# [TASK DETAILS]
Set all the material down again unchanged, without the pictures.
-- start --
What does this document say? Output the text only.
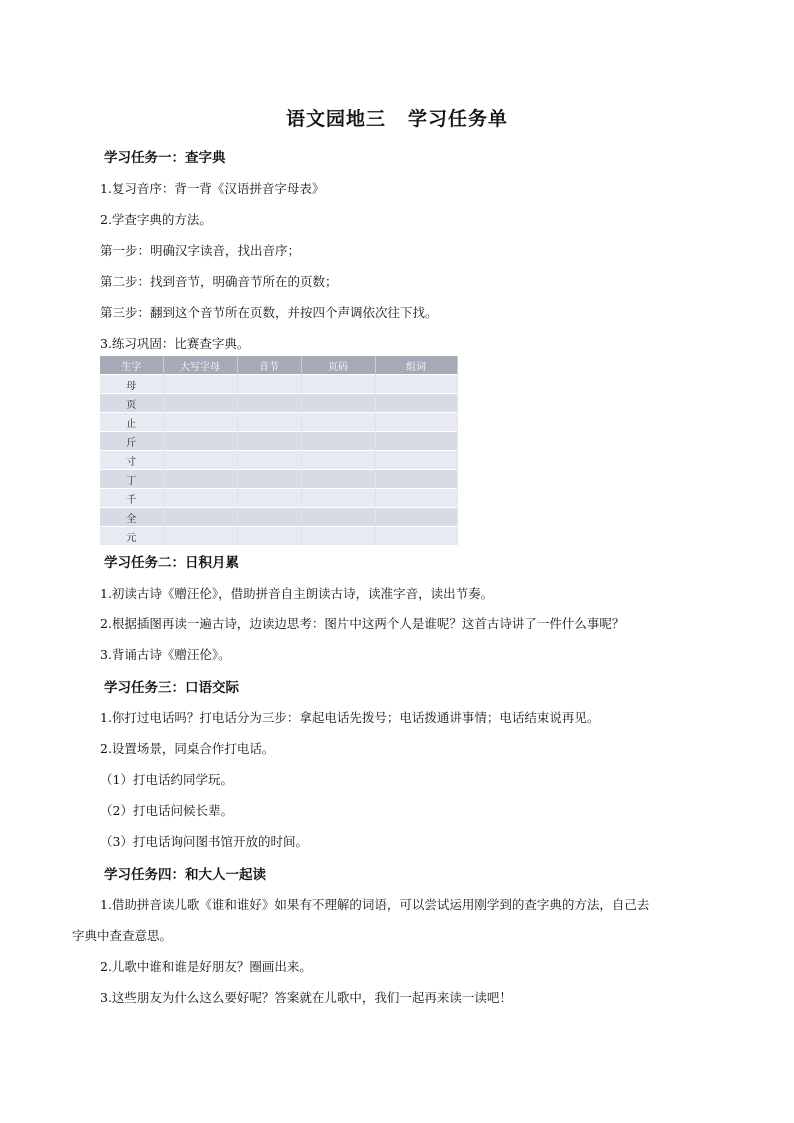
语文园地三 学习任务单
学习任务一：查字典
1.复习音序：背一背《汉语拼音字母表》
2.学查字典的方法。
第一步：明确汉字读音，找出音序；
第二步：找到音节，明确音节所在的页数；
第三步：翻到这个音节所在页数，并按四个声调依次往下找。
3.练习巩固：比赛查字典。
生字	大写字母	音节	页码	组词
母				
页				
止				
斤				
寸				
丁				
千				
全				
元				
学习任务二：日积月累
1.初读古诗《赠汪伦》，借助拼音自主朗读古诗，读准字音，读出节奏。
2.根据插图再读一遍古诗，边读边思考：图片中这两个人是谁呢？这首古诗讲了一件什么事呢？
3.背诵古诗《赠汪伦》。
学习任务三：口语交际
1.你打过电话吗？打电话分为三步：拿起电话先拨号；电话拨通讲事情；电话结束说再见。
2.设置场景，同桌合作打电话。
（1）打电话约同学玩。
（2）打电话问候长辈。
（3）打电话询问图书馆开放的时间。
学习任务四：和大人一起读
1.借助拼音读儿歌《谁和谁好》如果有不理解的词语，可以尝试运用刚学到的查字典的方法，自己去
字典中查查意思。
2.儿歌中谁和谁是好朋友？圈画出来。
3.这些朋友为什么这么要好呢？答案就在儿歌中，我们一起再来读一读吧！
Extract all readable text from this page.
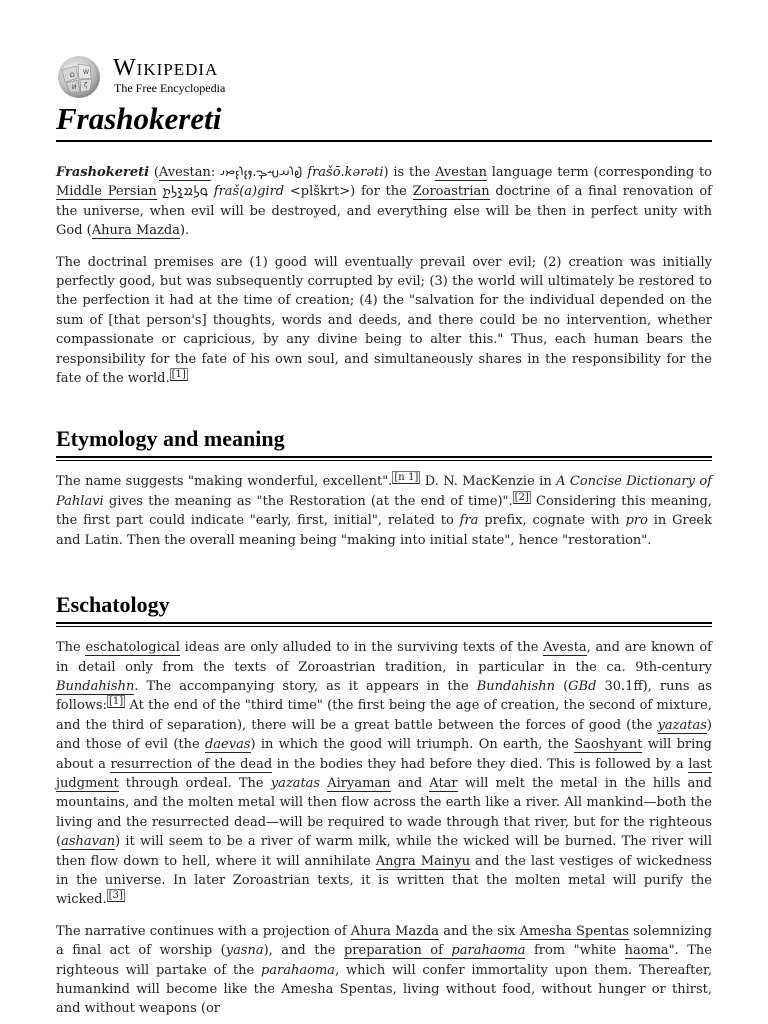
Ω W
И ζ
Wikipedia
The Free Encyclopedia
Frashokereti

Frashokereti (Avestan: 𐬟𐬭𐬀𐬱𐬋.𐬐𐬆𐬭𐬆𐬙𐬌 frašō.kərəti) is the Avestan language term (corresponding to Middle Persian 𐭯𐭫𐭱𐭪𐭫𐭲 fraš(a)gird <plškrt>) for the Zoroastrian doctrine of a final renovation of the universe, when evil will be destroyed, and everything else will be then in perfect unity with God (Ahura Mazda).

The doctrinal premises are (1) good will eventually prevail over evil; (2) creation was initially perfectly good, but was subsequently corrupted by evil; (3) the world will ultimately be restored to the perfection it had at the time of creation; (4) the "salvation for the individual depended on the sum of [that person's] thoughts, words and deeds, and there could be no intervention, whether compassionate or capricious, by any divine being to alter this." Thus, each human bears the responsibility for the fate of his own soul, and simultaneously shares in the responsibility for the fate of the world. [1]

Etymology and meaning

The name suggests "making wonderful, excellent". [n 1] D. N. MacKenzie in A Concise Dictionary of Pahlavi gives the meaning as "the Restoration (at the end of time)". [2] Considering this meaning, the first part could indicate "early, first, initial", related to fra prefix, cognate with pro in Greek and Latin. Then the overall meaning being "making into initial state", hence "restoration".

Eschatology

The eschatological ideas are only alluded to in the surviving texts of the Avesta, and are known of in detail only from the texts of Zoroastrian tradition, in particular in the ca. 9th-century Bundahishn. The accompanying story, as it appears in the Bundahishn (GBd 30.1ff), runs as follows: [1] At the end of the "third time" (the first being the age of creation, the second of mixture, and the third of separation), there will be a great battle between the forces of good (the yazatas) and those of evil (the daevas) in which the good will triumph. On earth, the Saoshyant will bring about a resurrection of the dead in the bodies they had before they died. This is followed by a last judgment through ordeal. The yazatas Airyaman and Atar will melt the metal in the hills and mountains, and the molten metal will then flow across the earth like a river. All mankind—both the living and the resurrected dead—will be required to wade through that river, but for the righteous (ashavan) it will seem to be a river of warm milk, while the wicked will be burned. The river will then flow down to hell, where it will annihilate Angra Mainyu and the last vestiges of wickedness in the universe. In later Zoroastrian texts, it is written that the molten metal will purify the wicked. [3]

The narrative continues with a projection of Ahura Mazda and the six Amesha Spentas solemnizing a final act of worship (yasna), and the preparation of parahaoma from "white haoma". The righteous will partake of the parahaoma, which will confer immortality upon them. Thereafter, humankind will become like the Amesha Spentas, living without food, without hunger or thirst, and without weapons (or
-- end --
# [OUTPUT BELOW]
What does this document say? Output the text only.
语文园地三 学习任务单
学习任务一：查字典
1.复习音序：背一背《汉语拼音字母表》
2.学查字典的方法。
第一步：明确汉字读音，找出音序；
第二步：找到音节，明确音节所在的页数；
第三步：翻到这个音节所在页数，并按四个声调依次往下找。
3.练习巩固：比赛查字典。
生字	大写字母	音节	页码	组词
母				
页				
止				
斤				
寸				
丁				
千				
全				
元				
学习任务二：日积月累
1.初读古诗《赠汪伦》，借助拼音自主朗读古诗，读准字音，读出节奏。
2.根据插图再读一遍古诗，边读边思考：图片中这两个人是谁呢？这首古诗讲了一件什么事呢？
3.背诵古诗《赠汪伦》。
学习任务三：口语交际
1.你打过电话吗？打电话分为三步：拿起电话先拨号；电话拨通讲事情；电话结束说再见。
2.设置场景，同桌合作打电话。
（1）打电话约同学玩。
（2）打电话问候长辈。
（3）打电话询问图书馆开放的时间。
学习任务四：和大人一起读
1.借助拼音读儿歌《谁和谁好》如果有不理解的词语，可以尝试运用刚学到的查字典的方法，自己去
字典中查查意思。
2.儿歌中谁和谁是好朋友？圈画出来。
3.这些朋友为什么这么要好呢？答案就在儿歌中，我们一起再来读一读吧！
Extract all readable text from this page.
Ω W
И ζ
Wikipedia
The Free Encyclopedia
Frashokereti

Frashokereti (Avestan: 𐬟𐬭𐬀𐬱𐬋.𐬐𐬆𐬭𐬆𐬙𐬌 frašō.kərəti) is the Avestan language term (corresponding to Middle Persian 𐭯𐭫𐭱𐭪𐭫𐭲 fraš(a)gird <plškrt>) for the Zoroastrian doctrine of a final renovation of the universe, when evil will be destroyed, and everything else will be then in perfect unity with God (Ahura Mazda).

The doctrinal premises are (1) good will eventually prevail over evil; (2) creation was initially perfectly good, but was subsequently corrupted by evil; (3) the world will ultimately be restored to the perfection it had at the time of creation; (4) the "salvation for the individual depended on the sum of [that person's] thoughts, words and deeds, and there could be no intervention, whether compassionate or capricious, by any divine being to alter this." Thus, each human bears the responsibility for the fate of his own soul, and simultaneously shares in the responsibility for the fate of the world. [1]

Etymology and meaning

The name suggests "making wonderful, excellent". [n 1] D. N. MacKenzie in A Concise Dictionary of Pahlavi gives the meaning as "the Restoration (at the end of time)". [2] Considering this meaning, the first part could indicate "early, first, initial", related to fra prefix, cognate with pro in Greek and Latin. Then the overall meaning being "making into initial state", hence "restoration".

Eschatology

The eschatological ideas are only alluded to in the surviving texts of the Avesta, and are known of in detail only from the texts of Zoroastrian tradition, in particular in the ca. 9th-century Bundahishn. The accompanying story, as it appears in the Bundahishn (GBd 30.1ff), runs as follows: [1] At the end of the "third time" (the first being the age of creation, the second of mixture, and the third of separation), there will be a great battle between the forces of good (the yazatas) and those of evil (the daevas) in which the good will triumph. On earth, the Saoshyant will bring about a resurrection of the dead in the bodies they had before they died. This is followed by a last judgment through ordeal. The yazatas Airyaman and Atar will melt the metal in the hills and mountains, and the molten metal will then flow across the earth like a river. All mankind—both the living and the resurrected dead—will be required to wade through that river, but for the righteous (ashavan) it will seem to be a river of warm milk, while the wicked will be burned. The river will then flow down to hell, where it will annihilate Angra Mainyu and the last vestiges of wickedness in the universe. In later Zoroastrian texts, it is written that the molten metal will purify the wicked. [3]

The narrative continues with a projection of Ahura Mazda and the six Amesha Spentas solemnizing a final act of worship (yasna), and the preparation of parahaoma from "white haoma". The righteous will partake of the parahaoma, which will confer immortality upon them. Thereafter, humankind will become like the Amesha Spentas, living without food, without hunger or thirst, and without weapons (or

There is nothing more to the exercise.